- _Exercise directions_
Go through the entries below and pick out every line with "grandes".

- _Extracted records_
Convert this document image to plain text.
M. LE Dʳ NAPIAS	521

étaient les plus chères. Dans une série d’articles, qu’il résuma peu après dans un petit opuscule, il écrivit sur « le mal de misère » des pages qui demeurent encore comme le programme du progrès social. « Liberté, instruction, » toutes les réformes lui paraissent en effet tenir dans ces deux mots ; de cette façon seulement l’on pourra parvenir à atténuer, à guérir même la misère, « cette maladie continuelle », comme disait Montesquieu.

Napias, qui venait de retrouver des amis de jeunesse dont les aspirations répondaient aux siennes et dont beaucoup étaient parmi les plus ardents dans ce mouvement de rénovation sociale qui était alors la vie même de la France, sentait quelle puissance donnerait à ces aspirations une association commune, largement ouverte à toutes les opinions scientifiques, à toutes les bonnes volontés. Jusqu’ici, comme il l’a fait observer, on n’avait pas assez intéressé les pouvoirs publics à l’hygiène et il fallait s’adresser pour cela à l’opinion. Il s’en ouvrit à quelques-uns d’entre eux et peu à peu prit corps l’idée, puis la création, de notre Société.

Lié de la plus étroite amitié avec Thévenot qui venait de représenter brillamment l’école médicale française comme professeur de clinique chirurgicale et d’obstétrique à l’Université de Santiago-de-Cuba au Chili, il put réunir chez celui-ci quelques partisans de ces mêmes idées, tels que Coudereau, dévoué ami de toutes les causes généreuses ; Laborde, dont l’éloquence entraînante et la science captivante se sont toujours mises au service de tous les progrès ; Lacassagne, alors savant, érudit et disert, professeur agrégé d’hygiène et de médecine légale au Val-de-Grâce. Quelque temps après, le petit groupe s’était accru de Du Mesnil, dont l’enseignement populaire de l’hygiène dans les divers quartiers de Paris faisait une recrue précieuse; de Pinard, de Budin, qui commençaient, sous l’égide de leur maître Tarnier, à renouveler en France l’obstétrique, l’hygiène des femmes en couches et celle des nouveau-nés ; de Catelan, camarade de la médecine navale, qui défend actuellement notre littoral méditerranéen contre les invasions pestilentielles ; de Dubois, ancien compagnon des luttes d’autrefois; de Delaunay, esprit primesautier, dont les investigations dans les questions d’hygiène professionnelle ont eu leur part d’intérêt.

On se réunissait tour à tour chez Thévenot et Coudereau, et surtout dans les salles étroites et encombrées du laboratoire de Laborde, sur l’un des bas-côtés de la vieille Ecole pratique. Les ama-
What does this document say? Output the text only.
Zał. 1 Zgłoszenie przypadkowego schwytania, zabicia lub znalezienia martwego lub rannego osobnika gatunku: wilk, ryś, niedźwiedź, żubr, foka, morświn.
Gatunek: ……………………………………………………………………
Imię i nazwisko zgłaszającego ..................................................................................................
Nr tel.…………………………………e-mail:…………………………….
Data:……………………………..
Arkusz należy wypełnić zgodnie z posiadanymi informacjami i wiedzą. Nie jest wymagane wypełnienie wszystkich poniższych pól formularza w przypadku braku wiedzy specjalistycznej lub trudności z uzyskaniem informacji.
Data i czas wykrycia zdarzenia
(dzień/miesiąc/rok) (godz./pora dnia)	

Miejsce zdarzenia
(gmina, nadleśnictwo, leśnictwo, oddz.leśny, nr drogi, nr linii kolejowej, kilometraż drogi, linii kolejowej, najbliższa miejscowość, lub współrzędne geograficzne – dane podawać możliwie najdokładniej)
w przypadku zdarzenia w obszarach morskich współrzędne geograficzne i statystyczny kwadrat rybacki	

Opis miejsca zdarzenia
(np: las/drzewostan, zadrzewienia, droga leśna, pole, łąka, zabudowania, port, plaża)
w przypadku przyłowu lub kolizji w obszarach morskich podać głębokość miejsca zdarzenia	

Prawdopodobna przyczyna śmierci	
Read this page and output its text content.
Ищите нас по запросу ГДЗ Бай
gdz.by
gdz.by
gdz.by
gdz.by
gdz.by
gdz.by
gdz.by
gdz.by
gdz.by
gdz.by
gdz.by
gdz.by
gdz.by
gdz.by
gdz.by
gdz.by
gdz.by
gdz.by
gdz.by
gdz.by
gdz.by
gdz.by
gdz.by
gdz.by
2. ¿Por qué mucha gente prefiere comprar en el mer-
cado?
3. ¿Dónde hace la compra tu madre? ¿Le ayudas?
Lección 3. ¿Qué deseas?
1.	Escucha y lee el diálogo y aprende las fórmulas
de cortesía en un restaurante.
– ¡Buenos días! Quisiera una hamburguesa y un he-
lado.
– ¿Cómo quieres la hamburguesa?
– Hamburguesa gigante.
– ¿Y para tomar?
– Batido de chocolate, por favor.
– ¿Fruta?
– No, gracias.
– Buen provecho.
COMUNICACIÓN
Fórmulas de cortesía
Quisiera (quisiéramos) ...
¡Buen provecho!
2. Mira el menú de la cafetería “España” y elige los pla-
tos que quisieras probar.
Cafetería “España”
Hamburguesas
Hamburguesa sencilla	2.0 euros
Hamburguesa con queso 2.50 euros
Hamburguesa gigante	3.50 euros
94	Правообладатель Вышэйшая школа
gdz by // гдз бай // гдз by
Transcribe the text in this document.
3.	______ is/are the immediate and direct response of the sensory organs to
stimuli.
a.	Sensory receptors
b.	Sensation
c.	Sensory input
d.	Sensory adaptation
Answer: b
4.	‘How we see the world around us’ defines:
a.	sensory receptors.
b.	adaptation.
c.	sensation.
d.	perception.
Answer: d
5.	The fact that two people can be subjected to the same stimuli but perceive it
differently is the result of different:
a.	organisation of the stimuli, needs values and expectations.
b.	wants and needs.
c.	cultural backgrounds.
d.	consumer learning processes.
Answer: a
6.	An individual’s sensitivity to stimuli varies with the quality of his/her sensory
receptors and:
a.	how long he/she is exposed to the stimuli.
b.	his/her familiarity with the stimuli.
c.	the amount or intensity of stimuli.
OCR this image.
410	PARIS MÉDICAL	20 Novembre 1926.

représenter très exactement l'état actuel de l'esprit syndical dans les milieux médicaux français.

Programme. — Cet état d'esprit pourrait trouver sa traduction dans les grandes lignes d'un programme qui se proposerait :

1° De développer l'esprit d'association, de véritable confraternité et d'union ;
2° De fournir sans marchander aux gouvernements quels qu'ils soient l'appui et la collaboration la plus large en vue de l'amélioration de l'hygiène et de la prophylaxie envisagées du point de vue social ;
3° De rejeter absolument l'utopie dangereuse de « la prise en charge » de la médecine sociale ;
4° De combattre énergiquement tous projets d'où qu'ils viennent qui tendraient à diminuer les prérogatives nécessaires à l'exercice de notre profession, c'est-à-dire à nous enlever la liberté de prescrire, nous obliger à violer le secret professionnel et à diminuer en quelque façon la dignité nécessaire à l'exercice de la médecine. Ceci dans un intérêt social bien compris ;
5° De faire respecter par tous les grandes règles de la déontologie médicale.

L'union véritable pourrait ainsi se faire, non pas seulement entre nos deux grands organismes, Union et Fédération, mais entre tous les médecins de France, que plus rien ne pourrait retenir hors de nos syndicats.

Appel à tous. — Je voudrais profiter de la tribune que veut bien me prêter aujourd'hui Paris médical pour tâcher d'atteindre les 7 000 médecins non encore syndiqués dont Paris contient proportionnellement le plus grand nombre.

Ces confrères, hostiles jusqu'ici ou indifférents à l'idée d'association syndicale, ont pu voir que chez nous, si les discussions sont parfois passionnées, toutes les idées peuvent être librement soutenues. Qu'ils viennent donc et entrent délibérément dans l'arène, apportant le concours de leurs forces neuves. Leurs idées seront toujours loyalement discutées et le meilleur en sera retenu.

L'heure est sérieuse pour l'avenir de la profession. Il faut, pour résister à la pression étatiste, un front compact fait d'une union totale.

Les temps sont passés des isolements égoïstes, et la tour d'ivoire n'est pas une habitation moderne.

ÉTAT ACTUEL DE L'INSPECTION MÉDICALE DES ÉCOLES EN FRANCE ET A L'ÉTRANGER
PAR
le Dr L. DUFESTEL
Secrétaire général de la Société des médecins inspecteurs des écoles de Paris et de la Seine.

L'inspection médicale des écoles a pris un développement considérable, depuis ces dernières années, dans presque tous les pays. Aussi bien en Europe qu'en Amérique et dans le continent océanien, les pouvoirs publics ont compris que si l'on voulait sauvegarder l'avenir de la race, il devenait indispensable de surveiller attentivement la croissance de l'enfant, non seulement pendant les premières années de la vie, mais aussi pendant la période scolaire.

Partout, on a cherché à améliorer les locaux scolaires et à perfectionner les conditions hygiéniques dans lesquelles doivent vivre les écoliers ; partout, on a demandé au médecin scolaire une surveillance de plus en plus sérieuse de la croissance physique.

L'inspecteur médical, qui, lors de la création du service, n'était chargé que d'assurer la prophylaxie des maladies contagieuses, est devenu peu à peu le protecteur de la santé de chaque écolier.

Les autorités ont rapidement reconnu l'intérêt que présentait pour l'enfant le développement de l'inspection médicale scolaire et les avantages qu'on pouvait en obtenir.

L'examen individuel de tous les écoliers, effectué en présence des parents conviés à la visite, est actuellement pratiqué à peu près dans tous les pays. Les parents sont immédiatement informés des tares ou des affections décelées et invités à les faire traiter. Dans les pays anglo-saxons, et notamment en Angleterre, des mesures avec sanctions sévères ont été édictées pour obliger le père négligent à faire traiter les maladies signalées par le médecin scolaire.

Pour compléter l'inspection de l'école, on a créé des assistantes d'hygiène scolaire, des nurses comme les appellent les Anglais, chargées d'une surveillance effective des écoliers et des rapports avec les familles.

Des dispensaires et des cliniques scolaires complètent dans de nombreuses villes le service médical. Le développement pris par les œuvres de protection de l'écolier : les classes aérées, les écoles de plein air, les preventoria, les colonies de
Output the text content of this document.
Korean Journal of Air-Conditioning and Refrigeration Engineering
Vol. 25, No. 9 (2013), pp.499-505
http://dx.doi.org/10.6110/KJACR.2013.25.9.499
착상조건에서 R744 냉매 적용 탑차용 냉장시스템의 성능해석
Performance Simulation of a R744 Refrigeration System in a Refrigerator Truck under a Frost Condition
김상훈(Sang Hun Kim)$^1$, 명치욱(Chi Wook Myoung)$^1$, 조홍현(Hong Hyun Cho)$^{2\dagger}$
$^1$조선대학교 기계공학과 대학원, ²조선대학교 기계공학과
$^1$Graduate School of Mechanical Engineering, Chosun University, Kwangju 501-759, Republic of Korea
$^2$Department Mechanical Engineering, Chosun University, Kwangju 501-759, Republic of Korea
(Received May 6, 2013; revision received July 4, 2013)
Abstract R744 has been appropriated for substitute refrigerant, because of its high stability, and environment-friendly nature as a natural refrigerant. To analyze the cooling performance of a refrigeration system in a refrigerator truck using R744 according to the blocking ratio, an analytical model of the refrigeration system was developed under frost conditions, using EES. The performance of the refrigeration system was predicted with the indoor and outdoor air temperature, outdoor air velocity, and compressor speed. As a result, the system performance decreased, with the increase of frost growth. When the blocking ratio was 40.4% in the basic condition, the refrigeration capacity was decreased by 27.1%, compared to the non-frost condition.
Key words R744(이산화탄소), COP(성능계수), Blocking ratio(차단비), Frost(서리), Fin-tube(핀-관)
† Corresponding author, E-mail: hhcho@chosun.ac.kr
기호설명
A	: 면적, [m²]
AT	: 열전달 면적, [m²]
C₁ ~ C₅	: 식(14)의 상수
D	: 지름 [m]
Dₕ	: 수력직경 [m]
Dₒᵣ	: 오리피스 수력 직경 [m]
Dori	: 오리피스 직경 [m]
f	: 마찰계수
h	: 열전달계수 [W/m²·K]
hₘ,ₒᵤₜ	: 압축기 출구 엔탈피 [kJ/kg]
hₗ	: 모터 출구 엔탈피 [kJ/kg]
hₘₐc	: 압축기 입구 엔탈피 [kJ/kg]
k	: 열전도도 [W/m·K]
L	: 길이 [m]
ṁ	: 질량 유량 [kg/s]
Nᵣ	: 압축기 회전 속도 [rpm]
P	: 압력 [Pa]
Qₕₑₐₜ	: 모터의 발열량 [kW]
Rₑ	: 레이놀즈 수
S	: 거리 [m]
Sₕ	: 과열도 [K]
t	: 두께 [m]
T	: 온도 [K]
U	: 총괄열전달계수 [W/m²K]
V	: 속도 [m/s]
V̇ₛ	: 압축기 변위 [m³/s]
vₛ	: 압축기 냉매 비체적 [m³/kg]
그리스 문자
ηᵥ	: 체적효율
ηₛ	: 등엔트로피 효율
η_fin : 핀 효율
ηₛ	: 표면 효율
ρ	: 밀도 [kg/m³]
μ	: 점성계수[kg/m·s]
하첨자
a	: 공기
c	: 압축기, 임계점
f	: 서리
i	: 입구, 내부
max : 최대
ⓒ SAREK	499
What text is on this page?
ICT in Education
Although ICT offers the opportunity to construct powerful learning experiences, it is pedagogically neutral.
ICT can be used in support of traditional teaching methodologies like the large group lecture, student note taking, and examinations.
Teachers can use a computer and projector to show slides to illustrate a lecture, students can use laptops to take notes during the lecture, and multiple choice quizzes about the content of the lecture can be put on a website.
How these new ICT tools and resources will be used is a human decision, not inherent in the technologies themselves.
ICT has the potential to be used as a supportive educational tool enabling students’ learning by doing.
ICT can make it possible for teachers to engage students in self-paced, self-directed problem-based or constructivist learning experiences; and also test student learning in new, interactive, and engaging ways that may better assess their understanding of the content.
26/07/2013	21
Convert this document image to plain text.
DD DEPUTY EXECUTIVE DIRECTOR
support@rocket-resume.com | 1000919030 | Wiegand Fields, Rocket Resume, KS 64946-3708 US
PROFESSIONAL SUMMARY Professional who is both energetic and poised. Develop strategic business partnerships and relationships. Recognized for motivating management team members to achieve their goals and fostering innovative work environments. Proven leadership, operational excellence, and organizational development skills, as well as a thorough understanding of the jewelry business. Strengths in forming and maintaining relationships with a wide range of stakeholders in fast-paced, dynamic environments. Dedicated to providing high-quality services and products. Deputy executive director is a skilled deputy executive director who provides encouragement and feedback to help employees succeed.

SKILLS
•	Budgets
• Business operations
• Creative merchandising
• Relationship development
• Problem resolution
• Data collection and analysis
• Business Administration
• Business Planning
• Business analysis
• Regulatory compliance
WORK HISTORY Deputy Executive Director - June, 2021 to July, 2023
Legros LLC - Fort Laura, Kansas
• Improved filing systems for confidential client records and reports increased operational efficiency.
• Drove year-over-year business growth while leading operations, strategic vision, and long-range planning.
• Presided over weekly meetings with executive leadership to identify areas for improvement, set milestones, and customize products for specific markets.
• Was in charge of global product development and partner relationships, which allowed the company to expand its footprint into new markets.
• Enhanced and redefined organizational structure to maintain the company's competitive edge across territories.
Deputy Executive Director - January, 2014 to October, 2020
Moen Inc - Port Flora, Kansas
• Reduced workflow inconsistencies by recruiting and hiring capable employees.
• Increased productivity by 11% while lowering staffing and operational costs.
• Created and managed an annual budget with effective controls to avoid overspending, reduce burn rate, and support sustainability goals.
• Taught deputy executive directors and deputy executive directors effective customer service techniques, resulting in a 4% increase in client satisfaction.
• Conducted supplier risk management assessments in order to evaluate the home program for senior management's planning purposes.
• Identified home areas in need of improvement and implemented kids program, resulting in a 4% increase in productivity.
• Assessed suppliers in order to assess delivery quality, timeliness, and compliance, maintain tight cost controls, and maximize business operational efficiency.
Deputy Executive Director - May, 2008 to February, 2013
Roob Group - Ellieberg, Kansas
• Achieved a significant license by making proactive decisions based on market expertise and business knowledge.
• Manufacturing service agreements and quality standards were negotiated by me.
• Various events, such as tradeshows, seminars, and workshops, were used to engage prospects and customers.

- _Output of the exercise_
Programme. — Cet état d'esprit pourrait trouver sa traduction dans les grandes lignes d'un programme qui se proposerait :
5° De faire respecter par tous les grandes règles de la déontologie médicale.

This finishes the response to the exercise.